◆ Task details:
Could you repeat the records below exactly, leaving out any pictures?

Stored entries
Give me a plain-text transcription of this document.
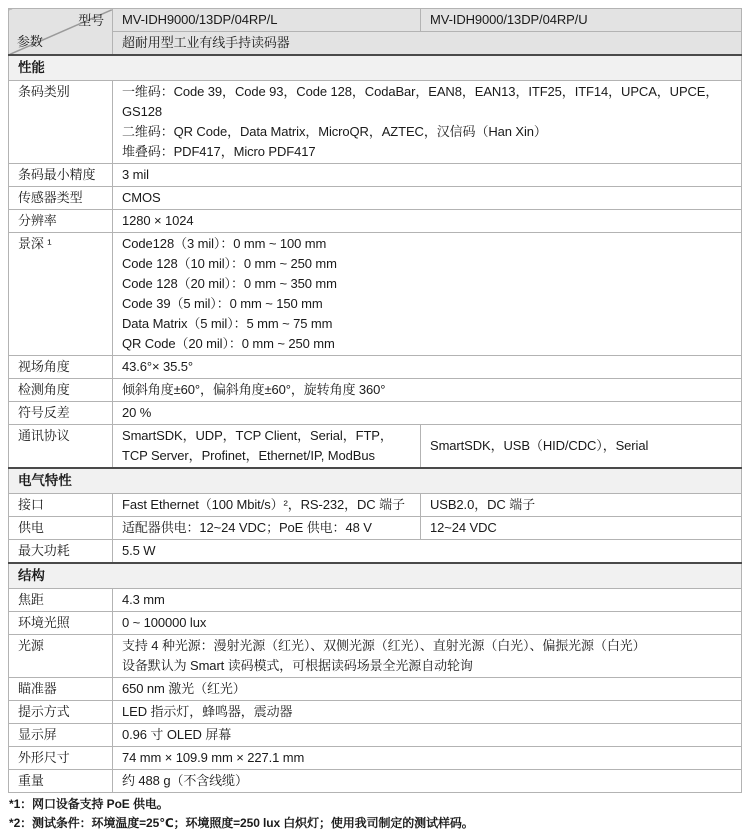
型号
参数	MV-IDH9000/13DP/04RP/L	MV-IDH9000/13DP/04RP/U
	超耐用型工业有线手持读码器	
性能		
条码类别	一维码：Code 39，Code 93，Code 128，CodaBar，EAN8，EAN13，ITF25，ITF14，UPCA，UPCE，GS128
二维码：QR Code，Data Matrix，MicroQR，AZTEC，汉信码（Han Xin）
堆叠码：PDF417，Micro PDF417	

条码最小精度	3 mil	

传感器类型	CMOS	

分辨率	1280 × 1024	

景深 ¹	Code128（3 mil）：0 mm ~ 100 mm
Code 128（10 mil）：0 mm ~ 250 mm
Code 128（20 mil）：0 mm ~ 350 mm
Code 39（5 mil）：0 mm ~ 150 mm
Data Matrix（5 mil）：5 mm ~ 75 mm
QR Code（20 mil）：0 mm ~ 250 mm

视场角度	43.6°× 35.5°	

检测角度	倾斜角度±60°，偏斜角度±60°，旋转角度 360°	

符号反差	20 %	

通讯协议	SmartSDK，UDP，TCP Client，Serial，FTP，
TCP Server，Profinet，Ethernet/IP, ModBus	SmartSDK，USB（HID/CDC），Serial

电气特性		
接口	Fast Ethernet（100 Mbit/s）²，RS-232，DC 端子	USB2.0，DC 端子

供电	适配器供电：12~24 VDC；PoE 供电：48 V	12~24 VDC

最大功耗	5.5 W	

结构		
焦距	4.3 mm	

环境光照	0 ~ 100000 lux	

光源	支持 4 种光源：漫射光源（红光）、双侧光源（红光）、直射光源（白光）、偏振光源（白光）
设备默认为 Smart 读码模式，可根据读码场景全光源自动轮询	

瞄准器	650 nm 激光（红光）	

提示方式	LED 指示灯，蜂鸣器，震动器	

显示屏	0.96 寸 OLED 屏幕	

外形尺寸	74 mm × 109.9 mm × 227.1 mm	

重量	约 488 g（不含线缆）	
*1：网口设备支持 PoE 供电。
*2：测试条件：环境温度=25℃；环境照度=250 lux 白炽灯；使用我司制定的测试样码。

◆ The response:
Give me a plain-text transcription of this document.
型号
参数	MV-IDH9000/13DP/04RP/L	MV-IDH9000/13DP/04RP/U
	超耐用型工业有线手持读码器	
性能		
条码类别	一维码：Code 39，Code 93，Code 128，CodaBar，EAN8，EAN13，ITF25，ITF14，UPCA，UPCE，GS128
二维码：QR Code，Data Matrix，MicroQR，AZTEC，汉信码（Han Xin）
堆叠码：PDF417，Micro PDF417	

条码最小精度	3 mil	

传感器类型	CMOS	

分辨率	1280 × 1024	

景深 ¹	Code128（3 mil）：0 mm ~ 100 mm
Code 128（10 mil）：0 mm ~ 250 mm
Code 128（20 mil）：0 mm ~ 350 mm
Code 39（5 mil）：0 mm ~ 150 mm
Data Matrix（5 mil）：5 mm ~ 75 mm
QR Code（20 mil）：0 mm ~ 250 mm

视场角度	43.6°× 35.5°	

检测角度	倾斜角度±60°，偏斜角度±60°，旋转角度 360°	

符号反差	20 %	

通讯协议	SmartSDK，UDP，TCP Client，Serial，FTP，
TCP Server，Profinet，Ethernet/IP, ModBus	SmartSDK，USB（HID/CDC），Serial

电气特性		
接口	Fast Ethernet（100 Mbit/s）²，RS-232，DC 端子	USB2.0，DC 端子

供电	适配器供电：12~24 VDC；PoE 供电：48 V	12~24 VDC

最大功耗	5.5 W	

结构		
焦距	4.3 mm	

环境光照	0 ~ 100000 lux	

光源	支持 4 种光源：漫射光源（红光）、双侧光源（红光）、直射光源（白光）、偏振光源（白光）
设备默认为 Smart 读码模式，可根据读码场景全光源自动轮询	

瞄准器	650 nm 激光（红光）	

提示方式	LED 指示灯，蜂鸣器，震动器	

显示屏	0.96 寸 OLED 屏幕	

外形尺寸	74 mm × 109.9 mm × 227.1 mm	

重量	约 488 g（不含线缆）	
*1：网口设备支持 PoE 供电。
*2：测试条件：环境温度=25℃；环境照度=250 lux 白炽灯；使用我司制定的测试样码。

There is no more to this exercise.